Description of the task
Rewrite the part of the listing below that runs from its start through the line containing "Give bounding boxes", putting "steady state" in place of "stable equilibrium" and leaving everything else unchanged. Omit the pictures.

━━━ Dataset content ━━━

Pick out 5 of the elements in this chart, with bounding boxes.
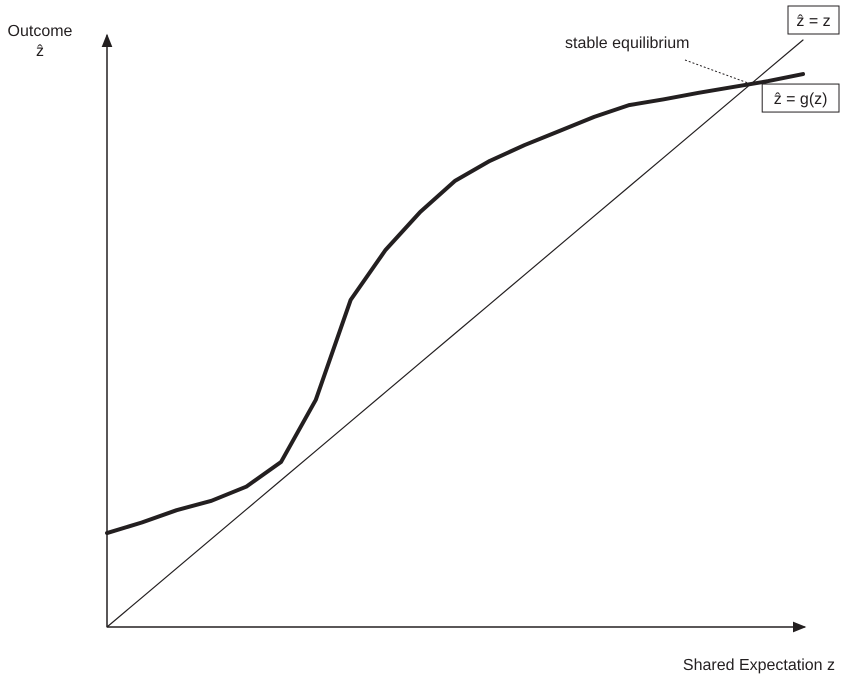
y-axis-title: Outcome ẑ [8,23,73,60]
annotation: stable equilibrium [565,35,690,52]
series-label: ẑ = z [796,13,831,30]
series-label: ẑ = g(z) [774,91,828,108]
x-axis-title: Shared Expectation z [682,657,835,674]
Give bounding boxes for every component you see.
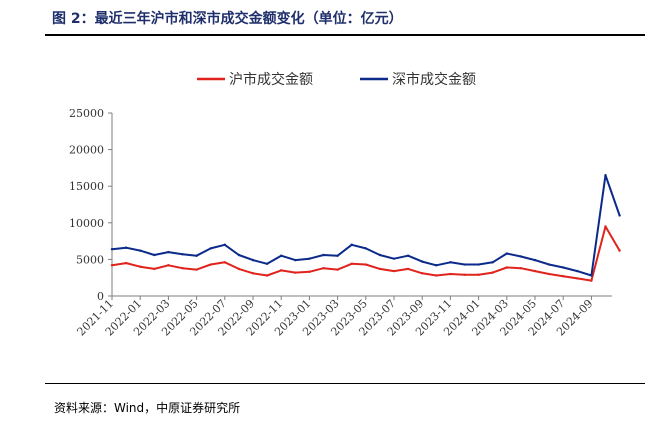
- data-point-s1: [618, 249, 621, 252]
- y-tick-label: 20000: [69, 144, 104, 157]
- data-point-s2: [618, 214, 621, 217]
- data-point-s2: [491, 261, 494, 264]
- data-point-s2: [364, 247, 367, 250]
- data-point-s1: [322, 266, 325, 270]
- data-point-s1: [280, 269, 283, 272]
- data-point-s2: [124, 246, 128, 249]
- y-tick-label: 15000: [69, 180, 104, 193]
- data-point-s2: [237, 253, 241, 257]
- data-point-s1: [294, 271, 297, 274]
- data-point-s2: [209, 247, 212, 250]
- source-note: 资料来源：Wind，中原证券研究所: [54, 401, 241, 415]
- data-point-s1: [153, 267, 156, 271]
- data-point-s2: [604, 174, 607, 177]
- data-point-s1: [167, 264, 170, 267]
- figure-title: 图 2：最近三年沪市和深市成交金额变化（单位：亿元）: [52, 11, 403, 27]
- data-point-s1: [435, 274, 438, 277]
- data-point-s2: [195, 254, 198, 257]
- data-point-s1: [139, 265, 142, 268]
- data-point-s2: [294, 258, 297, 262]
- data-point-s2: [251, 258, 255, 262]
- data-point-s2: [533, 258, 537, 262]
- data-point-s2: [421, 260, 424, 263]
- data-point-s1: [562, 275, 565, 278]
- data-point-s2: [449, 261, 452, 264]
- data-point-s1: [477, 273, 480, 276]
- data-point-s2: [223, 243, 226, 246]
- data-point-s2: [406, 254, 410, 257]
- legend-label-2: 深市成交金额: [392, 71, 476, 88]
- data-point-s1: [421, 272, 424, 275]
- y-tick-label: 0: [97, 290, 104, 303]
- data-point-s1: [590, 279, 593, 282]
- data-point-s1: [519, 266, 523, 270]
- data-point-s2: [590, 274, 593, 277]
- data-point-s1: [124, 261, 128, 265]
- data-point-s2: [153, 253, 156, 257]
- data-point-s1: [533, 269, 537, 273]
- data-point-s1: [195, 268, 198, 271]
- data-point-s1: [463, 273, 466, 276]
- data-point-s1: [406, 267, 410, 271]
- data-point-s1: [576, 277, 579, 280]
- data-point-s1: [491, 271, 494, 274]
- data-point-s2: [110, 247, 114, 251]
- data-point-s1: [505, 266, 508, 269]
- y-tick-label: 25000: [69, 107, 104, 120]
- data-point-s2: [576, 269, 579, 273]
- data-point-s1: [449, 272, 452, 276]
- data-point-s2: [378, 253, 382, 257]
- data-point-s2: [435, 264, 438, 267]
- data-point-s2: [350, 243, 353, 246]
- data-point-s1: [604, 225, 607, 228]
- data-point-s1: [364, 263, 367, 266]
- data-point-s2: [336, 254, 339, 257]
- legend-label-1: 沪市成交金额: [229, 71, 313, 88]
- data-point-s2: [463, 263, 466, 266]
- top-rule: [45, 34, 645, 36]
- data-point-s2: [519, 255, 523, 258]
- data-point-s2: [139, 249, 142, 252]
- y-tick-label: 10000: [69, 217, 104, 230]
- data-point-s1: [336, 268, 339, 271]
- data-point-s1: [265, 274, 269, 277]
- data-point-s2: [265, 262, 269, 265]
- data-point-s1: [547, 272, 551, 276]
- data-point-s2: [505, 252, 508, 255]
- data-point-s2: [392, 257, 396, 260]
- data-point-s1: [181, 266, 184, 270]
- data-point-s2: [167, 250, 170, 254]
- series-line-1: [111, 225, 621, 282]
- data-point-s2: [547, 263, 551, 266]
- y-tick-label: 5000: [76, 253, 104, 266]
- data-point-s1: [350, 262, 353, 265]
- data-point-s2: [181, 253, 184, 256]
- data-point-s2: [477, 263, 480, 266]
- data-point-s1: [110, 264, 114, 267]
- data-point-s1: [237, 267, 241, 271]
- data-point-s1: [223, 261, 226, 264]
- series-line-2: [111, 174, 621, 277]
- data-point-s2: [562, 266, 565, 269]
- data-point-s2: [308, 257, 311, 260]
- bottom-rule: [45, 383, 645, 384]
- data-point-s1: [209, 263, 212, 266]
- data-point-s2: [322, 253, 325, 257]
- data-point-s1: [392, 269, 396, 273]
- data-point-s1: [378, 267, 382, 271]
- data-point-s1: [251, 272, 255, 275]
- data-point-s1: [308, 270, 311, 274]
- data-point-s2: [280, 254, 283, 257]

━━━

Result for this task
Pick out 5 of the elements in this chart, with bounding boxes.
y-axis-title: Outcome ẑ [8,23,73,60]
annotation: steady state [565,35,690,52]
series-label: ẑ = z [796,13,831,30]
series-label: ẑ = g(z) [774,91,828,108]
x-axis-title: Shared Expectation z [682,657,835,674]
Give bounding boxes for every component you see.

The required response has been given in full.